What to produce: Repeat every record below exactly, but leave out any pictures.

□ □ □ □ □ □ □

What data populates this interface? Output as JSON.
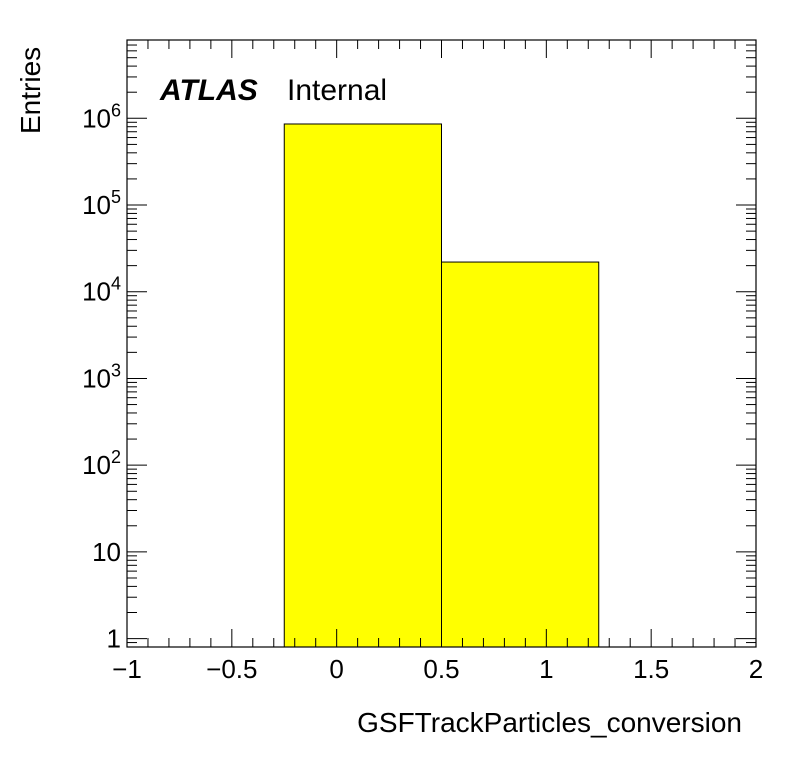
{
  "chart_data": {
    "type": "bar",
    "title": "",
    "xlabel": "GSFTrackParticles_conversion",
    "ylabel": "Entries",
    "yscale": "log",
    "xlim": [
      -1,
      2
    ],
    "ylim": [
      0.8,
      8000000
    ],
    "bins": [
      {
        "low": -0.25,
        "high": 0.5,
        "value": 860000
      },
      {
        "low": 0.5,
        "high": 1.25,
        "value": 22000
      }
    ],
    "fill_color": "#ffff00",
    "edge_color": "#000000",
    "x_ticks": [
      {
        "value": -1,
        "label": "−1"
      },
      {
        "value": -0.5,
        "label": "−0.5"
      },
      {
        "value": 0,
        "label": "0"
      },
      {
        "value": 0.5,
        "label": "0.5"
      },
      {
        "value": 1,
        "label": "1"
      },
      {
        "value": 1.5,
        "label": "1.5"
      },
      {
        "value": 2,
        "label": "2"
      }
    ],
    "y_ticks": [
      {
        "value": 1,
        "base": "1",
        "exp": ""
      },
      {
        "value": 10,
        "base": "10",
        "exp": ""
      },
      {
        "value": 100,
        "base": "10",
        "exp": "2"
      },
      {
        "value": 1000,
        "base": "10",
        "exp": "3"
      },
      {
        "value": 10000,
        "base": "10",
        "exp": "4"
      },
      {
        "value": 100000,
        "base": "10",
        "exp": "5"
      },
      {
        "value": 1000000,
        "base": "10",
        "exp": "6"
      }
    ],
    "annotations": {
      "experiment": "ATLAS",
      "status": "Internal"
    },
    "grid": false,
    "legend": "none"
  }
}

□ □ □ □ □ □ □

Full output:
What data populates this interface? Output as JSON.
{
  "chart_data": {
    "type": "bar",
    "title": "",
    "xlabel": "GSFTrackParticles_conversion",
    "ylabel": "Entries",
    "yscale": "log",
    "xlim": [
      -1,
      2
    ],
    "ylim": [
      0.8,
      8000000
    ],
    "bins": [
      {
        "low": -0.25,
        "high": 0.5,
        "value": 860000
      },
      {
        "low": 0.5,
        "high": 1.25,
        "value": 22000
      }
    ],
    "fill_color": "#ffff00",
    "edge_color": "#000000",
    "x_ticks": [
      {
        "value": -1,
        "label": "−1"
      },
      {
        "value": -0.5,
        "label": "−0.5"
      },
      {
        "value": 0,
        "label": "0"
      },
      {
        "value": 0.5,
        "label": "0.5"
      },
      {
        "value": 1,
        "label": "1"
      },
      {
        "value": 1.5,
        "label": "1.5"
      },
      {
        "value": 2,
        "label": "2"
      }
    ],
    "y_ticks": [
      {
        "value": 1,
        "base": "1",
        "exp": ""
      },
      {
        "value": 10,
        "base": "10",
        "exp": ""
      },
      {
        "value": 100,
        "base": "10",
        "exp": "2"
      },
      {
        "value": 1000,
        "base": "10",
        "exp": "3"
      },
      {
        "value": 10000,
        "base": "10",
        "exp": "4"
      },
      {
        "value": 100000,
        "base": "10",
        "exp": "5"
      },
      {
        "value": 1000000,
        "base": "10",
        "exp": "6"
      }
    ],
    "annotations": {
      "experiment": "ATLAS",
      "status": "Internal"
    },
    "grid": false,
    "legend": "none"
  }
}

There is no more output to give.